Reproduce each line exactly, including spacing and punctuation.

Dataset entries
━━━━
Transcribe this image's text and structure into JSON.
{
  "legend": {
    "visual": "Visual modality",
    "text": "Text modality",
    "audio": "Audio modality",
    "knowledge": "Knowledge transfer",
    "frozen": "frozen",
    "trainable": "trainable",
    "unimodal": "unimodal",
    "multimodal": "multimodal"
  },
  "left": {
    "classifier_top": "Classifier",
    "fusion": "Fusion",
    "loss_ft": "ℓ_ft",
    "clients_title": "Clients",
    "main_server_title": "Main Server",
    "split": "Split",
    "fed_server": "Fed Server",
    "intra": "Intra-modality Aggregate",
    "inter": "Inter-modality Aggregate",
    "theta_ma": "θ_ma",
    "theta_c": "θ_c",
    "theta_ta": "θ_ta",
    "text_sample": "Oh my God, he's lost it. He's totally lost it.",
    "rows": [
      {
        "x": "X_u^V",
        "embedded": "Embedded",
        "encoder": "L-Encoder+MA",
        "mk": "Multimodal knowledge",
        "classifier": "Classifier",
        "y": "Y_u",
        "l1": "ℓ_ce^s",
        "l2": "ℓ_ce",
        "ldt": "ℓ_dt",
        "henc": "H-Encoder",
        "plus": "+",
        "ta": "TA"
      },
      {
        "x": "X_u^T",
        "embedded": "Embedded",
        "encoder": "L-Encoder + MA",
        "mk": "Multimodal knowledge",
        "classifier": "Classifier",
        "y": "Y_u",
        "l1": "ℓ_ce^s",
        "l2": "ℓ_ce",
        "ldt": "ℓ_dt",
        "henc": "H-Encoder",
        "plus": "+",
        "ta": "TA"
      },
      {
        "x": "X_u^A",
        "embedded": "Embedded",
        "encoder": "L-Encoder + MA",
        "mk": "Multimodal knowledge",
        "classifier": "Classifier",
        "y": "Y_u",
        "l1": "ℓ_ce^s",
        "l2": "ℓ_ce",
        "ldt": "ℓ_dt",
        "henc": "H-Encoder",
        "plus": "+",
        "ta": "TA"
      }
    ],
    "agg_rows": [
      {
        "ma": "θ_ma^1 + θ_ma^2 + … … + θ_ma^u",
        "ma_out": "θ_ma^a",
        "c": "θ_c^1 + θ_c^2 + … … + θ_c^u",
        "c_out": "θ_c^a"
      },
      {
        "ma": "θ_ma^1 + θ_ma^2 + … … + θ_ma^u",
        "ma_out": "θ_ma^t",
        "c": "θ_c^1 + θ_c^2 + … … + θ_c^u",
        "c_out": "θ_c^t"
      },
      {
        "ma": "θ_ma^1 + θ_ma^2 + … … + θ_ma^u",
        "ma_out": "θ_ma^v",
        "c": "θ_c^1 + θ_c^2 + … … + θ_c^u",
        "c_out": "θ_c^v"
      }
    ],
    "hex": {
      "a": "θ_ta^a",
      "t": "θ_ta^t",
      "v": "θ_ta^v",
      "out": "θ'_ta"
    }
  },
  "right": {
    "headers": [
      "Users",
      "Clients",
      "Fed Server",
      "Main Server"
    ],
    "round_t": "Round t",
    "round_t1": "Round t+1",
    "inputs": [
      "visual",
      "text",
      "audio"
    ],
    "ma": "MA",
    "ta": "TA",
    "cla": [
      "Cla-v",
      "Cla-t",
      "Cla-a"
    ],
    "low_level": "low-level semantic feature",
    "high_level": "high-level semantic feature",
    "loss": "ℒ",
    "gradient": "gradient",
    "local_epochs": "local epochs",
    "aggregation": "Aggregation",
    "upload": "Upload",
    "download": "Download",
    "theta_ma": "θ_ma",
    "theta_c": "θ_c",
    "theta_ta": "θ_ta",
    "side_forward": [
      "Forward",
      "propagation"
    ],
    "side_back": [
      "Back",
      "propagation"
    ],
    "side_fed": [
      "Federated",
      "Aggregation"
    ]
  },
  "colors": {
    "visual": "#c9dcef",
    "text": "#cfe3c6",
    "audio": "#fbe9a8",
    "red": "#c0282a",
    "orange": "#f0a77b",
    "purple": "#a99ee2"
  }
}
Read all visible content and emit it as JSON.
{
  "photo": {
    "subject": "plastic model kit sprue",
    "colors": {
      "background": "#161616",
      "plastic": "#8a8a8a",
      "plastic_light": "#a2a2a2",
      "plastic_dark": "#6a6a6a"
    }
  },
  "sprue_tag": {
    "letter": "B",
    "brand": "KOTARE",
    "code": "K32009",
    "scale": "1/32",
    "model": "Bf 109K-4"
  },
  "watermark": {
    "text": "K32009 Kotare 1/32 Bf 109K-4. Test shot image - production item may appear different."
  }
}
━━━━
- _Exercise output_
Transcribe this image's text and structure into JSON.
{
  "legend": {
    "visual": "Visual modality",
    "text": "Text modality",
    "audio": "Audio modality",
    "knowledge": "Knowledge transfer",
    "frozen": "frozen",
    "trainable": "trainable",
    "unimodal": "unimodal",
    "multimodal": "multimodal"
  },
  "left": {
    "classifier_top": "Classifier",
    "fusion": "Fusion",
    "loss_ft": "ℓ_ft",
    "clients_title": "Clients",
    "main_server_title": "Main Server",
    "split": "Split",
    "fed_server": "Fed Server",
    "intra": "Intra-modality Aggregate",
    "inter": "Inter-modality Aggregate",
    "theta_ma": "θ_ma",
    "theta_c": "θ_c",
    "theta_ta": "θ_ta",
    "text_sample": "Oh my God, he's lost it. He's totally lost it.",
    "rows": [
      {
        "x": "X_u^V",
        "embedded": "Embedded",
        "encoder": "L-Encoder+MA",
        "mk": "Multimodal knowledge",
        "classifier": "Classifier",
        "y": "Y_u",
        "l1": "ℓ_ce^s",
        "l2": "ℓ_ce",
        "ldt": "ℓ_dt",
        "henc": "H-Encoder",
        "plus": "+",
        "ta": "TA"
      },
      {
        "x": "X_u^T",
        "embedded": "Embedded",
        "encoder": "L-Encoder + MA",
        "mk": "Multimodal knowledge",
        "classifier": "Classifier",
        "y": "Y_u",
        "l1": "ℓ_ce^s",
        "l2": "ℓ_ce",
        "ldt": "ℓ_dt",
        "henc": "H-Encoder",
        "plus": "+",
        "ta": "TA"
      },
      {
        "x": "X_u^A",
        "embedded": "Embedded",
        "encoder": "L-Encoder + MA",
        "mk": "Multimodal knowledge",
        "classifier": "Classifier",
        "y": "Y_u",
        "l1": "ℓ_ce^s",
        "l2": "ℓ_ce",
        "ldt": "ℓ_dt",
        "henc": "H-Encoder",
        "plus": "+",
        "ta": "TA"
      }
    ],
    "agg_rows": [
      {
        "ma": "θ_ma^1 + θ_ma^2 + … … + θ_ma^u",
        "ma_out": "θ_ma^a",
        "c": "θ_c^1 + θ_c^2 + … … + θ_c^u",
        "c_out": "θ_c^a"
      },
      {
        "ma": "θ_ma^1 + θ_ma^2 + … … + θ_ma^u",
        "ma_out": "θ_ma^t",
        "c": "θ_c^1 + θ_c^2 + … … + θ_c^u",
        "c_out": "θ_c^t"
      },
      {
        "ma": "θ_ma^1 + θ_ma^2 + … … + θ_ma^u",
        "ma_out": "θ_ma^v",
        "c": "θ_c^1 + θ_c^2 + … … + θ_c^u",
        "c_out": "θ_c^v"
      }
    ],
    "hex": {
      "a": "θ_ta^a",
      "t": "θ_ta^t",
      "v": "θ_ta^v",
      "out": "θ'_ta"
    }
  },
  "right": {
    "headers": [
      "Users",
      "Clients",
      "Fed Server",
      "Main Server"
    ],
    "round_t": "Round t",
    "round_t1": "Round t+1",
    "inputs": [
      "visual",
      "text",
      "audio"
    ],
    "ma": "MA",
    "ta": "TA",
    "cla": [
      "Cla-v",
      "Cla-t",
      "Cla-a"
    ],
    "low_level": "low-level semantic feature",
    "high_level": "high-level semantic feature",
    "loss": "ℒ",
    "gradient": "gradient",
    "local_epochs": "local epochs",
    "aggregation": "Aggregation",
    "upload": "Upload",
    "download": "Download",
    "theta_ma": "θ_ma",
    "theta_c": "θ_c",
    "theta_ta": "θ_ta",
    "side_forward": [
      "Forward",
      "propagation"
    ],
    "side_back": [
      "Back",
      "propagation"
    ],
    "side_fed": [
      "Federated",
      "Aggregation"
    ]
  },
  "colors": {
    "visual": "#c9dcef",
    "text": "#cfe3c6",
    "audio": "#fbe9a8",
    "red": "#c0282a",
    "orange": "#f0a77b",
    "purple": "#a99ee2"
  }
}
Read all visible content and emit it as JSON.
{
  "photo": {
    "subject": "plastic model kit sprue",
    "colors": {
      "background": "#161616",
      "plastic": "#8a8a8a",
      "plastic_light": "#a2a2a2",
      "plastic_dark": "#6a6a6a"
    }
  },
  "sprue_tag": {
    "letter": "B",
    "brand": "KOTARE",
    "code": "K32009",
    "scale": "1/32",
    "model": "Bf 109K-4"
  },
  "watermark": {
    "text": "K32009 Kotare 1/32 Bf 109K-4. Test shot image - production item may appear different."
  }
}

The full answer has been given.